AIM:
In the entries that follow, find the word "Rogatec" and report each line it is on.

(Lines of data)
= = = = = = =

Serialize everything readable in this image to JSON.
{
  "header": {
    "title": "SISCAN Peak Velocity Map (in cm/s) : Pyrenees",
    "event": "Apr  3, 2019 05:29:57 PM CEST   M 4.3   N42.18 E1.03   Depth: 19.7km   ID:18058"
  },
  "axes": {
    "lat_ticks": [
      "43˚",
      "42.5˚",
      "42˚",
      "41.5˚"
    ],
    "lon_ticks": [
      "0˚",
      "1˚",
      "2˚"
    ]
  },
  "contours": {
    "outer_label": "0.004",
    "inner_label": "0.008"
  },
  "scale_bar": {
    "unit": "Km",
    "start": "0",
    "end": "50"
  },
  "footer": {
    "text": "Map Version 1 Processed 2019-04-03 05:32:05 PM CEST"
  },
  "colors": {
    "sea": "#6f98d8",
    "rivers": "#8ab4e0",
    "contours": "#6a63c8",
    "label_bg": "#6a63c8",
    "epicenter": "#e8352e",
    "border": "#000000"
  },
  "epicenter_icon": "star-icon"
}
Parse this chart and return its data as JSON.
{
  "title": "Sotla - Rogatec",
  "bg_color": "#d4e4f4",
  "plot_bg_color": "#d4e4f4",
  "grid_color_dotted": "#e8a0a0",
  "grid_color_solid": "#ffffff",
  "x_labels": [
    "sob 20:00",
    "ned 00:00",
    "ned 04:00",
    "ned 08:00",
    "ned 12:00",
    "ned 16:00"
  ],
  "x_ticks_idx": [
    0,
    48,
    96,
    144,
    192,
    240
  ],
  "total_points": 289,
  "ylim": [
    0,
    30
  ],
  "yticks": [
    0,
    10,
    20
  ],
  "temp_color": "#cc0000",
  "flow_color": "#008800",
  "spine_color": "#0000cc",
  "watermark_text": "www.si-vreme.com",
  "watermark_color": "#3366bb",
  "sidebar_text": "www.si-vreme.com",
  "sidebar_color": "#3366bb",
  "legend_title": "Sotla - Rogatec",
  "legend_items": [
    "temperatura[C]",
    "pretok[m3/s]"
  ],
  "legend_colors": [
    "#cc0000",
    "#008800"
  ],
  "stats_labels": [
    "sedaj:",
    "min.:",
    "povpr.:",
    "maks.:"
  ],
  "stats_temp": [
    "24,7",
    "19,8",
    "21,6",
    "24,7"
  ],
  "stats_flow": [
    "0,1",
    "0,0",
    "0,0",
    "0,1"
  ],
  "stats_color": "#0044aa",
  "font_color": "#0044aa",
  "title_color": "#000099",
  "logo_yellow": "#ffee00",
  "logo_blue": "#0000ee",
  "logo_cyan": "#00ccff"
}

= = = = = = =

EXPECTED OUTPUT:
  "title": "Sotla - Rogatec",
  "legend_title": "Sotla - Rogatec",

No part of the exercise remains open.